• Problem requirements: Does each statement below agree with the Incyte stock excerpt? Answer yes or no for each, and quote the words of the excerpt that decide it. 1. I-hung Shih is identified as an analyst at Credit Suisse. 2. Incyte already has one blockbuster drug on the market. 3. A $200 share price is called reasonable to expect within five years.

• Document excerpt:
┄┄┄┄┄┄┄┄┄┄┄┄┄┄┄┄┄┄┄┄
However, Incyte is set to take that next big step, which could deliver big returns to patient investors.
At a Glance
|Market Value:||$28 billion|
|Est. 2017 EPS:||$0.26|
|Est. Long-Term EPS Growth:*||39.50%|
|Est. (’17/’16) EPS Growth:||-51.0%|
|Revenue (ttm):||$1.1 billion|
|* Based on analyst estimates looking ahead three to five years.|
|Sources: Thomson Reuters and Yahoo! Finance|
Unlike other small drugmakers, Incyte is a commercial success with one blockbuster drug already on the market. Its research and development pipeline is capable of making Incyte the next big large-cap drugmaker.
It’s reasonable to expect a $200 share price within three years.
“This is a small drugmaker that has prepared itself for a second growth spurt, and you don’t always see that in the biotech industry,” says I-hung Shih, the biotech industry analyst at T. Rowe Price. “It’s not uncommon for a $10 billion market cap drugmaker to graduate to the $20 billion to $30 billion level. The big hurdle is reaching the next level, north of a $50 billion market cap. That takes more than one quarter. It takes more than one year. It takes more than one big drug.”
But she insists: “If I had to buy one stock and put it in a box for three years, this would be it.”
Others echo similar sentiments. “This is an opportunity to catch the next big oncology drug company as it grows, or catch it before it gets acquired,” says Credit Suisse analyst Kennen MacKay.
┄┄┄┄┄┄┄┄┄┄┄┄┄┄┄┄┄┄┄┄
Dataset entries
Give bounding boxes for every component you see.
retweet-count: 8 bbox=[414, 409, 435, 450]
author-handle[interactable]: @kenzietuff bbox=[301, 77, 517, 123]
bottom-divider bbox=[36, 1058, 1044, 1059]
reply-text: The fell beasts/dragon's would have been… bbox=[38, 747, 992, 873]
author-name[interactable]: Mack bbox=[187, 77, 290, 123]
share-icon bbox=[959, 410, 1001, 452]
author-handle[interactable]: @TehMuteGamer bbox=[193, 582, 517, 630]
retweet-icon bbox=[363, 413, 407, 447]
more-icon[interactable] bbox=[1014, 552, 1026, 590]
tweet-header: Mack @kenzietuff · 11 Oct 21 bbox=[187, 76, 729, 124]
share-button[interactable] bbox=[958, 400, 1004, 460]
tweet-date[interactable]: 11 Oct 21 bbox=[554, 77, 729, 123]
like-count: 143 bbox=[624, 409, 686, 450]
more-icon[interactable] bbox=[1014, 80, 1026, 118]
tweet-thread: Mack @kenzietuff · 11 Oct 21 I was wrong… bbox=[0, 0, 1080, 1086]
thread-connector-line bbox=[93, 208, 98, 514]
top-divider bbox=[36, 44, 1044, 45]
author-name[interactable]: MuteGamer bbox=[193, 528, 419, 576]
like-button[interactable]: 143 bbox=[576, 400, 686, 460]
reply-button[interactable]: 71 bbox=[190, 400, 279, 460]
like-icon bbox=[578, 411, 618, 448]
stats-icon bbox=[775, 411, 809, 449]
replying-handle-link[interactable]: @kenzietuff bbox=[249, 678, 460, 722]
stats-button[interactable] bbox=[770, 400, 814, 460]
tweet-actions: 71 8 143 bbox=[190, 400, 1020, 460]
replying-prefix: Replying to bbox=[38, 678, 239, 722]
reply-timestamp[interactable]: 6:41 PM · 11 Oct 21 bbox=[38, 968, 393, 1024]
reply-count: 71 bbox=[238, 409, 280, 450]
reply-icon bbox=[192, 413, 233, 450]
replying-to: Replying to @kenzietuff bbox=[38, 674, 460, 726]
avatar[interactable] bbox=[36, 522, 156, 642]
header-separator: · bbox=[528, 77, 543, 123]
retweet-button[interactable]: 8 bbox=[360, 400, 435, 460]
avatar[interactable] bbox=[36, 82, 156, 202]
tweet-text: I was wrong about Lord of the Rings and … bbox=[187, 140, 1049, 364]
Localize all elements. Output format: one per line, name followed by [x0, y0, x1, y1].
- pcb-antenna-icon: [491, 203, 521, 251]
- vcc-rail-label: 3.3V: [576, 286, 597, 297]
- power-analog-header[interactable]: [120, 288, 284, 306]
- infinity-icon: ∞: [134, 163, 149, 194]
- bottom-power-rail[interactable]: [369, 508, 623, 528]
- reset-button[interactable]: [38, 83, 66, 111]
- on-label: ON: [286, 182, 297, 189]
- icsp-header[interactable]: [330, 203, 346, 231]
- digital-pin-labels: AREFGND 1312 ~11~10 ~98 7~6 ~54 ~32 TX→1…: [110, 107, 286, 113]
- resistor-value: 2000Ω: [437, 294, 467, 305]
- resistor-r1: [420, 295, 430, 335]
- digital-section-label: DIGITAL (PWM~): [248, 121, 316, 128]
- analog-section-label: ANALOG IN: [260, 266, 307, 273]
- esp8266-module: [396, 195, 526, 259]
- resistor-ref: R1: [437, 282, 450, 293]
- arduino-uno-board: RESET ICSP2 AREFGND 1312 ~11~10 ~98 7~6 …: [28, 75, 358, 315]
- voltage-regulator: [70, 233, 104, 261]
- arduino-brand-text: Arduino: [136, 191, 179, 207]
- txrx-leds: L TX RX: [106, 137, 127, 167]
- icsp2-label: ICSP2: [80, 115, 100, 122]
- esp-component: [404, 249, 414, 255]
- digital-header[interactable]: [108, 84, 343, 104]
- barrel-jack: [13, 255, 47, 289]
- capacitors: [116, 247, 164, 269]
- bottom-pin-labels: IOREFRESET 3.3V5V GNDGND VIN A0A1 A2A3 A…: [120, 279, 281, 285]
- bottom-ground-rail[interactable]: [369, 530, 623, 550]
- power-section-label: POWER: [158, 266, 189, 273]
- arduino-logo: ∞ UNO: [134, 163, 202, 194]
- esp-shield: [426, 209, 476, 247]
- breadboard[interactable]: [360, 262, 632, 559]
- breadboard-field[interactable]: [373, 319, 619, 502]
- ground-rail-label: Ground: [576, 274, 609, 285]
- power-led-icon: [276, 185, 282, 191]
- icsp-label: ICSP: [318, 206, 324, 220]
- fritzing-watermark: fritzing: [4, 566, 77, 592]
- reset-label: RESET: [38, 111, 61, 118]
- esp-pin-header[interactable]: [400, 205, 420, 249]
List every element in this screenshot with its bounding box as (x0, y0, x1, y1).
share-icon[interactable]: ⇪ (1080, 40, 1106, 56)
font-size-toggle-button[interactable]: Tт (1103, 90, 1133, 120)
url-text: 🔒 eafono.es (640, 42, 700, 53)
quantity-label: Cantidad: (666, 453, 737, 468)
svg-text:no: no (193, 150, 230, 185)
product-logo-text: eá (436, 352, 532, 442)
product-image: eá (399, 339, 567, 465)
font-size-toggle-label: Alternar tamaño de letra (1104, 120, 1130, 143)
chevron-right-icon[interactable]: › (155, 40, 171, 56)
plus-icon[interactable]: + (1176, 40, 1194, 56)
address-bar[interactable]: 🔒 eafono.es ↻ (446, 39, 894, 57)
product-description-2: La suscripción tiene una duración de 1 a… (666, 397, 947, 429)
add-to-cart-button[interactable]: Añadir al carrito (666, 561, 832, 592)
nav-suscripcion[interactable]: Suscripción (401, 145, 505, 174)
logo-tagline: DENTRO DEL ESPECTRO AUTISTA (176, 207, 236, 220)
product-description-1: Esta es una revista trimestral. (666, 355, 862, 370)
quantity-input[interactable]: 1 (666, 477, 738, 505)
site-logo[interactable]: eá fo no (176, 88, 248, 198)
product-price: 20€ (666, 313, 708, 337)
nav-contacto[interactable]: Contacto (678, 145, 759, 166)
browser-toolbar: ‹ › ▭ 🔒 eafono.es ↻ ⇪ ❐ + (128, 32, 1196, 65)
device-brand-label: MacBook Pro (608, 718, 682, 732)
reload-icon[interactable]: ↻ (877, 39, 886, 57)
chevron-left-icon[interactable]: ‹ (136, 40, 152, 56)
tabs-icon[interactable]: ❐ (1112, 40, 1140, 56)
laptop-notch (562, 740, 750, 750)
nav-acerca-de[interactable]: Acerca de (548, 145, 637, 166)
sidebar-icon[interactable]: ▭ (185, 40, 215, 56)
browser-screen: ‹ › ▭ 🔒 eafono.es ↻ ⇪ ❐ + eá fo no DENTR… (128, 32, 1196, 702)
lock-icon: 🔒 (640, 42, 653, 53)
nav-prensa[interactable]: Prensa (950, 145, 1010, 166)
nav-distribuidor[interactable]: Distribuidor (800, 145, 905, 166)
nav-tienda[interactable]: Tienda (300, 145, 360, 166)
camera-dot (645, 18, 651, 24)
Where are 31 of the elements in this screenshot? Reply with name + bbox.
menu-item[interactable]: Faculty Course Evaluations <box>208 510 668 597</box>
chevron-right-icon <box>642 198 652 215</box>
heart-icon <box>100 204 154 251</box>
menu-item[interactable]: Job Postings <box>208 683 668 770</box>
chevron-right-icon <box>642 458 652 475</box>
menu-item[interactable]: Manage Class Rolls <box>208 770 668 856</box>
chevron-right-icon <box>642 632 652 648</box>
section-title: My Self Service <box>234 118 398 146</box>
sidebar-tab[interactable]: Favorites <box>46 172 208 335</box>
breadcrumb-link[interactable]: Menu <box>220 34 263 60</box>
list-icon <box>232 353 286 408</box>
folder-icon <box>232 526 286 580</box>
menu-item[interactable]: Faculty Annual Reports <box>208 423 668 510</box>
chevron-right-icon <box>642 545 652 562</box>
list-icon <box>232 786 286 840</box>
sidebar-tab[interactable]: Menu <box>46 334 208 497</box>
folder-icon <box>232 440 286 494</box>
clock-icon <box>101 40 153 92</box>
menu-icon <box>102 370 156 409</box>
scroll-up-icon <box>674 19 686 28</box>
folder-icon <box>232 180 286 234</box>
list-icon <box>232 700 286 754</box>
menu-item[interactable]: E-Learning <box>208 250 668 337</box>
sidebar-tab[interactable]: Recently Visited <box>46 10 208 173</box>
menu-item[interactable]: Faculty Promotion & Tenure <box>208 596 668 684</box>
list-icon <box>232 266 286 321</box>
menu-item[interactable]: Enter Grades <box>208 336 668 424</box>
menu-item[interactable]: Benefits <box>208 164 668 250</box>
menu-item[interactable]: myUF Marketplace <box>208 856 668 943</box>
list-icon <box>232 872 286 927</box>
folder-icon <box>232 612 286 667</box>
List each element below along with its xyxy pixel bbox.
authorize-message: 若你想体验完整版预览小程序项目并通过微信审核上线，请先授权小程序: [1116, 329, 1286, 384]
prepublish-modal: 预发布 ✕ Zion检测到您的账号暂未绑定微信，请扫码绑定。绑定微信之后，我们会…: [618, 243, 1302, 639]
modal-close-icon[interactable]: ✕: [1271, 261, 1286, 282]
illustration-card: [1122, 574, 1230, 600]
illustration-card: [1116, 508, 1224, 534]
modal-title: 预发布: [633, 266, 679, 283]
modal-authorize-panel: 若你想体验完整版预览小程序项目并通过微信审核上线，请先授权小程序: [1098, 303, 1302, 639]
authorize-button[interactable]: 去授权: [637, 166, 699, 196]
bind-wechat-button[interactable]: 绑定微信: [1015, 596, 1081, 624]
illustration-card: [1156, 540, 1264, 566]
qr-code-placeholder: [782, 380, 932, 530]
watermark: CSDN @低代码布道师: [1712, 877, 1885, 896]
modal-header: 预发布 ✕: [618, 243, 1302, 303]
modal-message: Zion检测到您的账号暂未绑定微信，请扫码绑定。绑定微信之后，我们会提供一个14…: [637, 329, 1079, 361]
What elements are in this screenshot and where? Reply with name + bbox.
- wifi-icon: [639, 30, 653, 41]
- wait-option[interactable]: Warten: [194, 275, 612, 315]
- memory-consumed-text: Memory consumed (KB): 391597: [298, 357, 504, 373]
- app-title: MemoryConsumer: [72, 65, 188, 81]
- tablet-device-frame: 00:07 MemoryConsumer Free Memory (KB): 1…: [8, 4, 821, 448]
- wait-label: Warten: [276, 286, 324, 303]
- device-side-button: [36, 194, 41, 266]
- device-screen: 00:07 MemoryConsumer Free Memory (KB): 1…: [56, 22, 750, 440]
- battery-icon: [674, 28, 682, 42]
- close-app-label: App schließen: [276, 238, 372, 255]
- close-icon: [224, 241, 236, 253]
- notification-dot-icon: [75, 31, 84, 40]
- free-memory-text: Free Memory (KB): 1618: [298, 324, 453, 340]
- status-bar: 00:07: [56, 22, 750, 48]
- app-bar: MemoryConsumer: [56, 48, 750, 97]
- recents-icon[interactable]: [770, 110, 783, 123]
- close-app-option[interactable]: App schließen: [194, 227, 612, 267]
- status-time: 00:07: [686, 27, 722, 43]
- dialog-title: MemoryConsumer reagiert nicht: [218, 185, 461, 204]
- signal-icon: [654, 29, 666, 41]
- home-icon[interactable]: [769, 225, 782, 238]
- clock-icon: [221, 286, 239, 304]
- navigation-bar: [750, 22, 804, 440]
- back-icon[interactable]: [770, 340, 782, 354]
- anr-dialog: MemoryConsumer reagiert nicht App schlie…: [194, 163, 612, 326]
┄┄┄┄┄┄┄┄┄┄┄┄┄┄┄┄┄┄┄┄
• Exercise response:
1. No: "says I-hung Shih, the biotech industry analyst at T. Rowe Price"
2. Yes: "Incyte is a commercial success with one blockbuster drug already on the market"
3. No: "It’s reasonable to expect a $200 share price within three years."